Produce an exact transcription of the listing below, omitting the pictures.
- - - -
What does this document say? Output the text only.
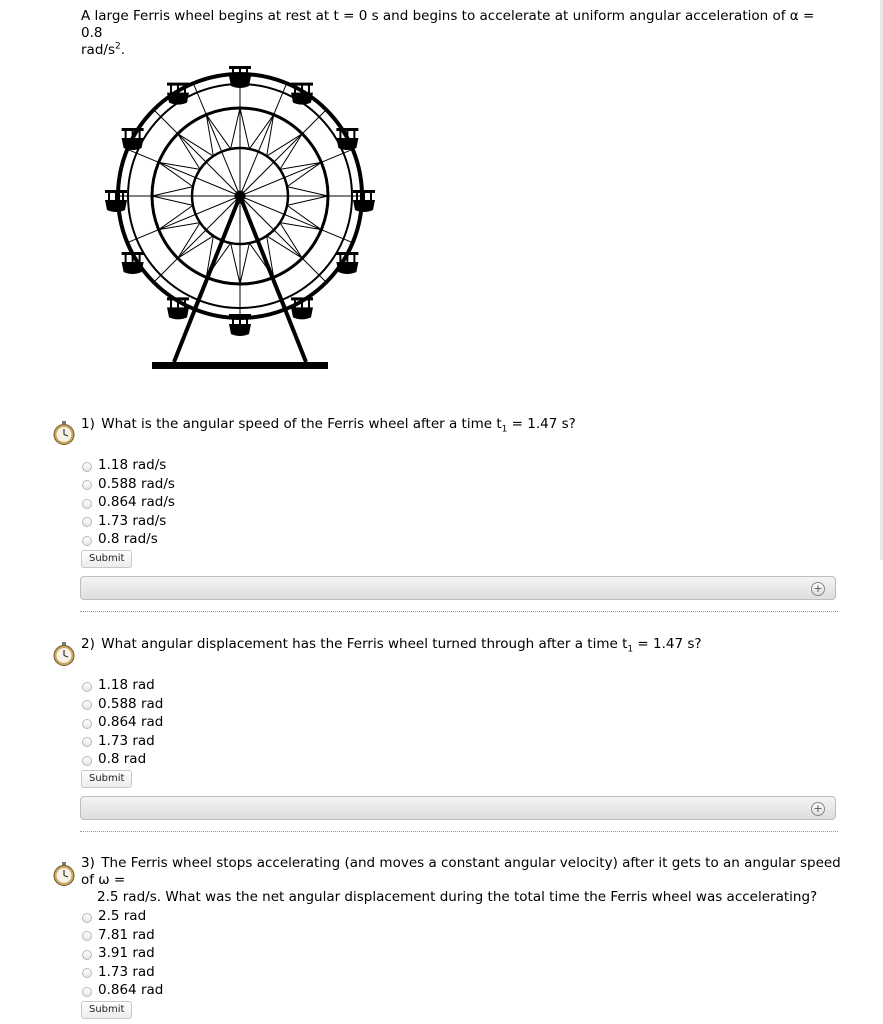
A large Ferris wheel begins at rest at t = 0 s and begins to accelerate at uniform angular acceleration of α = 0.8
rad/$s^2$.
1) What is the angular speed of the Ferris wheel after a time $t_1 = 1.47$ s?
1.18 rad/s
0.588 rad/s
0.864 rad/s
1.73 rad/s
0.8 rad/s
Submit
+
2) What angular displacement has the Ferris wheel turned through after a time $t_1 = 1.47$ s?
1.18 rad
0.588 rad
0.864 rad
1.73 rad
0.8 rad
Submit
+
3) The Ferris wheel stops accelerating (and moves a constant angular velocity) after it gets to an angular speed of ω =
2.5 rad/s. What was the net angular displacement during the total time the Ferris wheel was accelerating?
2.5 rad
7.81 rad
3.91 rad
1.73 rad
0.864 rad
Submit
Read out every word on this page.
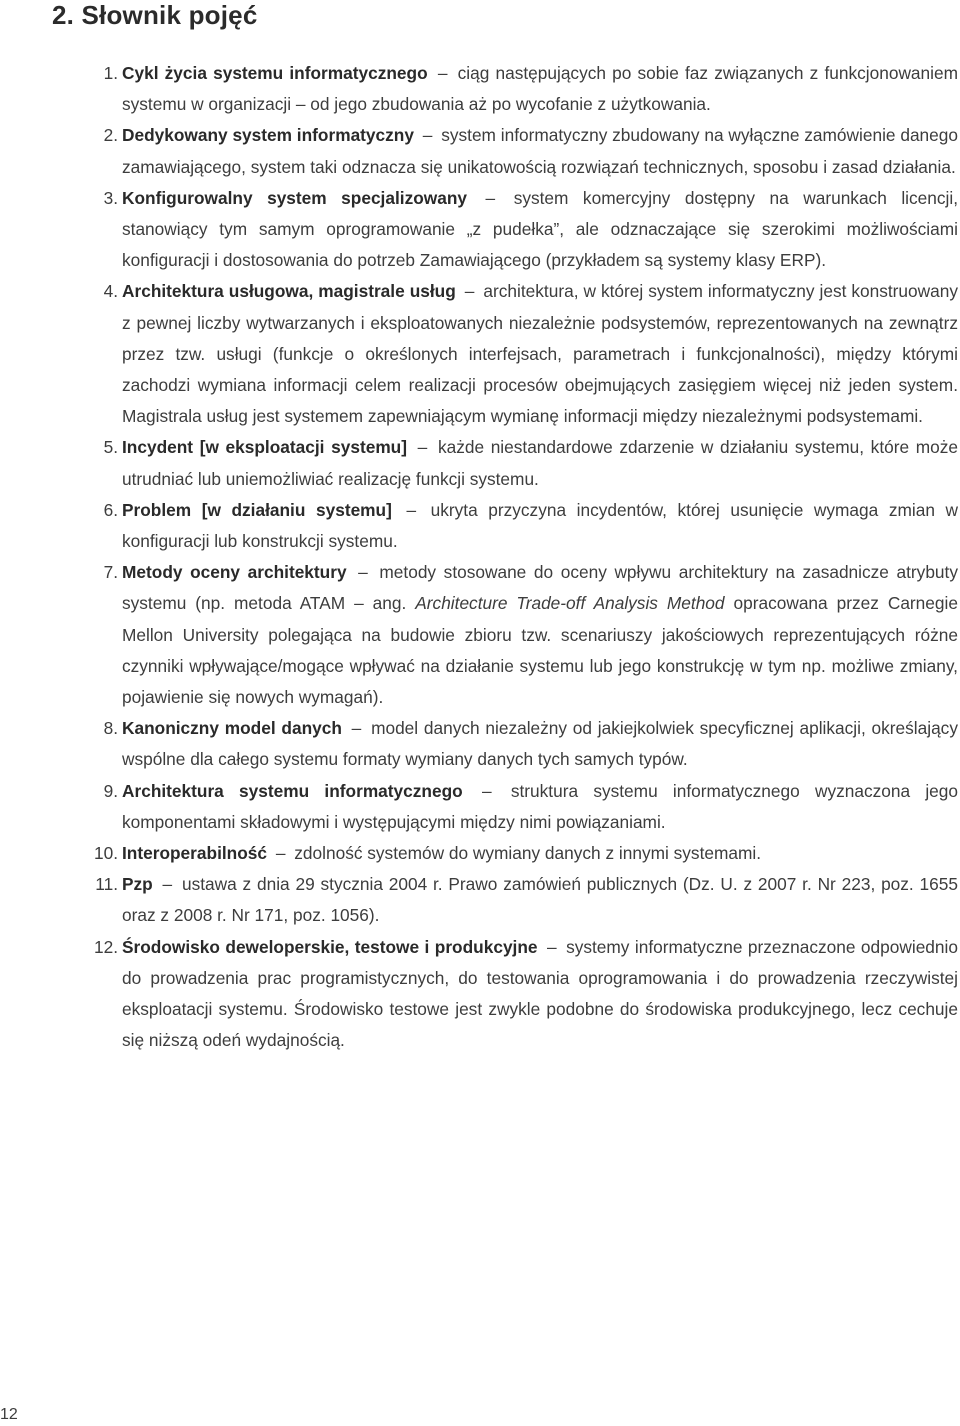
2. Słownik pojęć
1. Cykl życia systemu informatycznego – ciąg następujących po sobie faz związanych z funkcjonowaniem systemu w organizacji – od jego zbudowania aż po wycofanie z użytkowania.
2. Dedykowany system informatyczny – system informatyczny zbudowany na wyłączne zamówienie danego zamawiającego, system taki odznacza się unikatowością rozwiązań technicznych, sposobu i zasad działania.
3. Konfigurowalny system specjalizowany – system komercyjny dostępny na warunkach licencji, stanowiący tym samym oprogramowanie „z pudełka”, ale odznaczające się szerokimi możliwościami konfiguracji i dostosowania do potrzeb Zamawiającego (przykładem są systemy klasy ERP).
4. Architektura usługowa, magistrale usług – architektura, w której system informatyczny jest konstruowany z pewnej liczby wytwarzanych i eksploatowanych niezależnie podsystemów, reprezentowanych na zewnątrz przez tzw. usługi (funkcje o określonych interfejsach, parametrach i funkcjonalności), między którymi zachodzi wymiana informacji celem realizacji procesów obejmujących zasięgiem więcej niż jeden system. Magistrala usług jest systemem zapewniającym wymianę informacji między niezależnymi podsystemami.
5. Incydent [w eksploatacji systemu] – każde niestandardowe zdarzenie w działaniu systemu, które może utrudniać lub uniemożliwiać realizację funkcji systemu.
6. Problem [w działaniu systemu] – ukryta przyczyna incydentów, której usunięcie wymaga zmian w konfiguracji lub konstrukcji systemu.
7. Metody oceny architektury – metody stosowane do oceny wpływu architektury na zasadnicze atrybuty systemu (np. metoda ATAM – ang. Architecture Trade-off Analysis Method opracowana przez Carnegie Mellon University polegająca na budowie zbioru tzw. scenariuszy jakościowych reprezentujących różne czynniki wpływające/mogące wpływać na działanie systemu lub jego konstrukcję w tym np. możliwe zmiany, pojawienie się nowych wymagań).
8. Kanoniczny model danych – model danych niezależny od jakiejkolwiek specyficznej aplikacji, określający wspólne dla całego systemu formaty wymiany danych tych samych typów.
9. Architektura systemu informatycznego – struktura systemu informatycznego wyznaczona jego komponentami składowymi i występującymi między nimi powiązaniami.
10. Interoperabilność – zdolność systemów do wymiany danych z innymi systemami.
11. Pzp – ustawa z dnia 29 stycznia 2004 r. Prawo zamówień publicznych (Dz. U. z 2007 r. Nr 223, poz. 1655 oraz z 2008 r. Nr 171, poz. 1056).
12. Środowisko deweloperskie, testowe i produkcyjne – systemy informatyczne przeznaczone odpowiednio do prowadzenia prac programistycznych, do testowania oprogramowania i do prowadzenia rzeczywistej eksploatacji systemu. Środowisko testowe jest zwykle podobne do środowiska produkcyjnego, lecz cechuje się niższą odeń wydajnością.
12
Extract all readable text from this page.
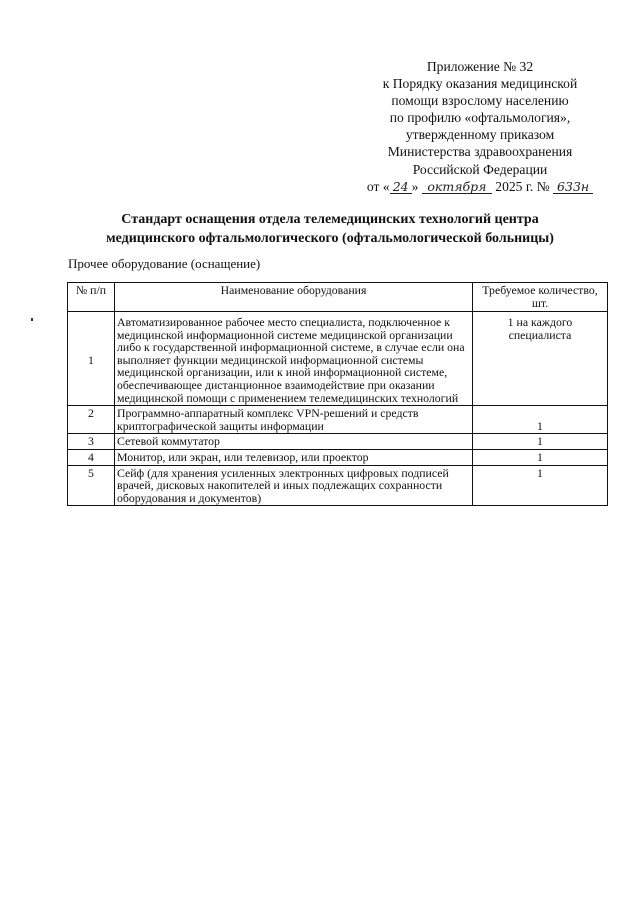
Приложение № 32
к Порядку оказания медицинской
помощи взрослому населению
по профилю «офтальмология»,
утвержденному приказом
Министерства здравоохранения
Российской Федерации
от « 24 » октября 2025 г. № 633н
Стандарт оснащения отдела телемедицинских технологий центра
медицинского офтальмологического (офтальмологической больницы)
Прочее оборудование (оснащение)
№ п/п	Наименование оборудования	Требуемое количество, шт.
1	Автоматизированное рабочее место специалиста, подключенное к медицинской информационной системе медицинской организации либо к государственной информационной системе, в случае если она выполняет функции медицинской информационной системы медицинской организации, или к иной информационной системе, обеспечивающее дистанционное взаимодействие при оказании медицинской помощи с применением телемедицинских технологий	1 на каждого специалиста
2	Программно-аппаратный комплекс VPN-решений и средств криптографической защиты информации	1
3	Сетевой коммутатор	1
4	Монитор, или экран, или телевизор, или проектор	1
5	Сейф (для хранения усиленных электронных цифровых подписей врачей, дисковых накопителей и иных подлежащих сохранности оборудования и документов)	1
- - - -
→ WRITTEN RESPONSE
What does this document say? Output the text only.
A large Ferris wheel begins at rest at t = 0 s and begins to accelerate at uniform angular acceleration of α = 0.8
rad/$s^2$.
1) What is the angular speed of the Ferris wheel after a time $t_1 = 1.47$ s?
1.18 rad/s
0.588 rad/s
0.864 rad/s
1.73 rad/s
0.8 rad/s
Submit
+
2) What angular displacement has the Ferris wheel turned through after a time $t_1 = 1.47$ s?
1.18 rad
0.588 rad
0.864 rad
1.73 rad
0.8 rad
Submit
+
3) The Ferris wheel stops accelerating (and moves a constant angular velocity) after it gets to an angular speed of ω =
2.5 rad/s. What was the net angular displacement during the total time the Ferris wheel was accelerating?
2.5 rad
7.81 rad
3.91 rad
1.73 rad
0.864 rad
Submit
Read out every word on this page.
2. Słownik pojęć
1. Cykl życia systemu informatycznego – ciąg następujących po sobie faz związanych z funkcjonowaniem systemu w organizacji – od jego zbudowania aż po wycofanie z użytkowania.
2. Dedykowany system informatyczny – system informatyczny zbudowany na wyłączne zamówienie danego zamawiającego, system taki odznacza się unikatowością rozwiązań technicznych, sposobu i zasad działania.
3. Konfigurowalny system specjalizowany – system komercyjny dostępny na warunkach licencji, stanowiący tym samym oprogramowanie „z pudełka”, ale odznaczające się szerokimi możliwościami konfiguracji i dostosowania do potrzeb Zamawiającego (przykładem są systemy klasy ERP).
4. Architektura usługowa, magistrale usług – architektura, w której system informatyczny jest konstruowany z pewnej liczby wytwarzanych i eksploatowanych niezależnie podsystemów, reprezentowanych na zewnątrz przez tzw. usługi (funkcje o określonych interfejsach, parametrach i funkcjonalności), między którymi zachodzi wymiana informacji celem realizacji procesów obejmujących zasięgiem więcej niż jeden system. Magistrala usług jest systemem zapewniającym wymianę informacji między niezależnymi podsystemami.
5. Incydent [w eksploatacji systemu] – każde niestandardowe zdarzenie w działaniu systemu, które może utrudniać lub uniemożliwiać realizację funkcji systemu.
6. Problem [w działaniu systemu] – ukryta przyczyna incydentów, której usunięcie wymaga zmian w konfiguracji lub konstrukcji systemu.
7. Metody oceny architektury – metody stosowane do oceny wpływu architektury na zasadnicze atrybuty systemu (np. metoda ATAM – ang. Architecture Trade-off Analysis Method opracowana przez Carnegie Mellon University polegająca na budowie zbioru tzw. scenariuszy jakościowych reprezentujących różne czynniki wpływające/mogące wpływać na działanie systemu lub jego konstrukcję w tym np. możliwe zmiany, pojawienie się nowych wymagań).
8. Kanoniczny model danych – model danych niezależny od jakiejkolwiek specyficznej aplikacji, określający wspólne dla całego systemu formaty wymiany danych tych samych typów.
9. Architektura systemu informatycznego – struktura systemu informatycznego wyznaczona jego komponentami składowymi i występującymi między nimi powiązaniami.
10. Interoperabilność – zdolność systemów do wymiany danych z innymi systemami.
11. Pzp – ustawa z dnia 29 stycznia 2004 r. Prawo zamówień publicznych (Dz. U. z 2007 r. Nr 223, poz. 1655 oraz z 2008 r. Nr 171, poz. 1056).
12. Środowisko deweloperskie, testowe i produkcyjne – systemy informatyczne przeznaczone odpowiednio do prowadzenia prac programistycznych, do testowania oprogramowania i do prowadzenia rzeczywistej eksploatacji systemu. Środowisko testowe jest zwykle podobne do środowiska produkcyjnego, lecz cechuje się niższą odeń wydajnością.
12
Extract all readable text from this page.
Приложение № 32
к Порядку оказания медицинской
помощи взрослому населению
по профилю «офтальмология»,
утвержденному приказом
Министерства здравоохранения
Российской Федерации
от « 24 » октября 2025 г. № 633н
Стандарт оснащения отдела телемедицинских технологий центра
медицинского офтальмологического (офтальмологической больницы)
Прочее оборудование (оснащение)
№ п/п	Наименование оборудования	Требуемое количество, шт.
1	Автоматизированное рабочее место специалиста, подключенное к медицинской информационной системе медицинской организации либо к государственной информационной системе, в случае если она выполняет функции медицинской информационной системы медицинской организации, или к иной информационной системе, обеспечивающее дистанционное взаимодействие при оказании медицинской помощи с применением телемедицинских технологий	1 на каждого специалиста
2	Программно-аппаратный комплекс VPN-решений и средств криптографической защиты информации	1
3	Сетевой коммутатор	1
4	Монитор, или экран, или телевизор, или проектор	1
5	Сейф (для хранения усиленных электронных цифровых подписей врачей, дисковых накопителей и иных подлежащих сохранности оборудования и документов)	1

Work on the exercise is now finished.